▸ Task details
Copy, from the entries below, each line where the word "hari" can be found.

▸ Provided records
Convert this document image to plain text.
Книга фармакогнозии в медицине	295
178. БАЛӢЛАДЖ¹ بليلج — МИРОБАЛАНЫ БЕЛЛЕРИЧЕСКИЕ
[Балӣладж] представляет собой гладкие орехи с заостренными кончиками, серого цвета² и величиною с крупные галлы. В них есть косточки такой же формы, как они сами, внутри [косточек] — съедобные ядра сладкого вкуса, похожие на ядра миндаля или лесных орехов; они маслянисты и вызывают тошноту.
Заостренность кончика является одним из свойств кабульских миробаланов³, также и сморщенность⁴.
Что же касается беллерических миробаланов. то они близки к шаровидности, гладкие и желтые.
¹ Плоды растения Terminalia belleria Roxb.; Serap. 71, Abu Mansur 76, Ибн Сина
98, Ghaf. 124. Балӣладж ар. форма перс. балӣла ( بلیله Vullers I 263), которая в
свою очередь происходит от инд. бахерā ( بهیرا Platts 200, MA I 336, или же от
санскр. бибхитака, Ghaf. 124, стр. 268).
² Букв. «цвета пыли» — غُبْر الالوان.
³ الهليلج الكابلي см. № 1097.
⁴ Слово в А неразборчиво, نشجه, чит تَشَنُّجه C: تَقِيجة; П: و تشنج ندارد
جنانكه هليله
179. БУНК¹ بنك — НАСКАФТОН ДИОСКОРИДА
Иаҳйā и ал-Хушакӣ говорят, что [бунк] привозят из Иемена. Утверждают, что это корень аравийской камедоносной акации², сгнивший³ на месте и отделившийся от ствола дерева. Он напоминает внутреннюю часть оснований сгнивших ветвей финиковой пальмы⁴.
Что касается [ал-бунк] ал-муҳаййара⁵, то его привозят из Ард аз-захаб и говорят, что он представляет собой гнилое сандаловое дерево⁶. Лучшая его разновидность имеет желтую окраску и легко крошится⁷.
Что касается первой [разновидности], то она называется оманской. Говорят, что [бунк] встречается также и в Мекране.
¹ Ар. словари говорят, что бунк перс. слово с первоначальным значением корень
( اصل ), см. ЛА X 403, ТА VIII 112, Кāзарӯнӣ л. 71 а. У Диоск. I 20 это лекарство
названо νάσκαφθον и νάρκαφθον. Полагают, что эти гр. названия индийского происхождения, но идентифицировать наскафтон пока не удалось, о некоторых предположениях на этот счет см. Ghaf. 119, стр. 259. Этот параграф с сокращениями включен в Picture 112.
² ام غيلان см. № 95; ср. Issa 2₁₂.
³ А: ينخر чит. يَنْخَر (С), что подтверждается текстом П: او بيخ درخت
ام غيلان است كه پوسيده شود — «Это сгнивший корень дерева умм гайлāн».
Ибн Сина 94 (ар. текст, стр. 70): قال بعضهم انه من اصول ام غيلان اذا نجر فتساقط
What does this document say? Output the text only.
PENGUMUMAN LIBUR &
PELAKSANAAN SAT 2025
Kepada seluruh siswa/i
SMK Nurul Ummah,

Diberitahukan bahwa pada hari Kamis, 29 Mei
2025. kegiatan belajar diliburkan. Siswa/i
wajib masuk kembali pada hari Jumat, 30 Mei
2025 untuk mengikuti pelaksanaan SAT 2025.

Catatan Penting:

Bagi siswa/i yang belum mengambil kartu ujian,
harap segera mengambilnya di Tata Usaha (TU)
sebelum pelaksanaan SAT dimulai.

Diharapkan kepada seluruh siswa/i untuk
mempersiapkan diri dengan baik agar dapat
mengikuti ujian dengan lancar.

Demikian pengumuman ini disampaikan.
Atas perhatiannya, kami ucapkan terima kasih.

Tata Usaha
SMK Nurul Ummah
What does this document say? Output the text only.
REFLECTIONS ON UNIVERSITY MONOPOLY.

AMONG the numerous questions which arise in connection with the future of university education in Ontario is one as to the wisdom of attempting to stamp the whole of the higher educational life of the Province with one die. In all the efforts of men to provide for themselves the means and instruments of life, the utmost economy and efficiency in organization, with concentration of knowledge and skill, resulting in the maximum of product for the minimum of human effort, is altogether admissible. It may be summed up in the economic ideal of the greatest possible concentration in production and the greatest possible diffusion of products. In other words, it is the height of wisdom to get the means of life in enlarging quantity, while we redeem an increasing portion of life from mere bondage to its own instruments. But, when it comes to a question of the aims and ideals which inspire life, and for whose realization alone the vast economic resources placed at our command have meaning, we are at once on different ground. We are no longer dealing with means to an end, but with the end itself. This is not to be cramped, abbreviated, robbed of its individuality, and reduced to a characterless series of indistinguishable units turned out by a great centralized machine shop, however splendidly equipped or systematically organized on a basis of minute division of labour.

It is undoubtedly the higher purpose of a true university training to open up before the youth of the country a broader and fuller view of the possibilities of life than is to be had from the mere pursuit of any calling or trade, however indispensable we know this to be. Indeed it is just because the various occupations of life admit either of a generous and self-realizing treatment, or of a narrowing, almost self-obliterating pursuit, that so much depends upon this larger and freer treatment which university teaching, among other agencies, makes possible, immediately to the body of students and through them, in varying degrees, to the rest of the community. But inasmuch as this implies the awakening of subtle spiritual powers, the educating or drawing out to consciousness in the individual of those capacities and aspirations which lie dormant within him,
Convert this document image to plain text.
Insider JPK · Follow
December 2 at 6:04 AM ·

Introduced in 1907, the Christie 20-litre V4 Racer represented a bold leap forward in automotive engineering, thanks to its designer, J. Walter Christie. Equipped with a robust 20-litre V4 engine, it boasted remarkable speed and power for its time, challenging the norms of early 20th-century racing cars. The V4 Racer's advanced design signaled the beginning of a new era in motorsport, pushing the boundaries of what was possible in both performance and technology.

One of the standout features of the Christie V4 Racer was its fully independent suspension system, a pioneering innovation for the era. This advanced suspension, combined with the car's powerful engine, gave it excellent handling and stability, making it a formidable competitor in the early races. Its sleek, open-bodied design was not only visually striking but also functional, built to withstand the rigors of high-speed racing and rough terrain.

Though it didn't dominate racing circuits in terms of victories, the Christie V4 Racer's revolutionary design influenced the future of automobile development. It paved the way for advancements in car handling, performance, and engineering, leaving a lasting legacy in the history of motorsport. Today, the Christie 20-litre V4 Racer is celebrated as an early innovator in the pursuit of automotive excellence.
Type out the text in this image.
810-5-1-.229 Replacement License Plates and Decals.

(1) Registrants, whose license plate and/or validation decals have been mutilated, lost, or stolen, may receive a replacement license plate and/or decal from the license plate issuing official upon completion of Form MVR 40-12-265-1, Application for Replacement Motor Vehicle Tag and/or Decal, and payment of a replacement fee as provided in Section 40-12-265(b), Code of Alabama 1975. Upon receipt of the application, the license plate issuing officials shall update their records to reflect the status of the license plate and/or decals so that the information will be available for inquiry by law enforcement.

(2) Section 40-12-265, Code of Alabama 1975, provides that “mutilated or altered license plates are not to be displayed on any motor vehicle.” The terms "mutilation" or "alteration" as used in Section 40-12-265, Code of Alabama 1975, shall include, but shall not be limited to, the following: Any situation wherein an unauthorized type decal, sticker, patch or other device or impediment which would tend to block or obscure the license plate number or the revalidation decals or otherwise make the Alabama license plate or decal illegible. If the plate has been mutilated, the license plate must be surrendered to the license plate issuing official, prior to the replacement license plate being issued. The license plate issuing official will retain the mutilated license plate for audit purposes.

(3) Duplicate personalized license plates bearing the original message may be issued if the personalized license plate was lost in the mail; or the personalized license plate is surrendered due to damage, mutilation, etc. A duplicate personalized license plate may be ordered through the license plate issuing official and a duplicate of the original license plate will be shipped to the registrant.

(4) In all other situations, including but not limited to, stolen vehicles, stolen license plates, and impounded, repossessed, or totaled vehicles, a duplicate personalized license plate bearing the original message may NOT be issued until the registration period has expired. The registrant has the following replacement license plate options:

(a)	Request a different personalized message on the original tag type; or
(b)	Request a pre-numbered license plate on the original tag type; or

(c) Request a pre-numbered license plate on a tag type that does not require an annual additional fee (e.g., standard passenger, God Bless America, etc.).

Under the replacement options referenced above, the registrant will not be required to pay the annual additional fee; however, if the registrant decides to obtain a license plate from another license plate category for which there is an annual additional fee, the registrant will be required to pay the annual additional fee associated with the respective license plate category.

▸ Task answer
Diberitahukan bahwa pada hari Kamis, 29 Mei
wajib masuk kembali pada hari Jumat, 30 Mei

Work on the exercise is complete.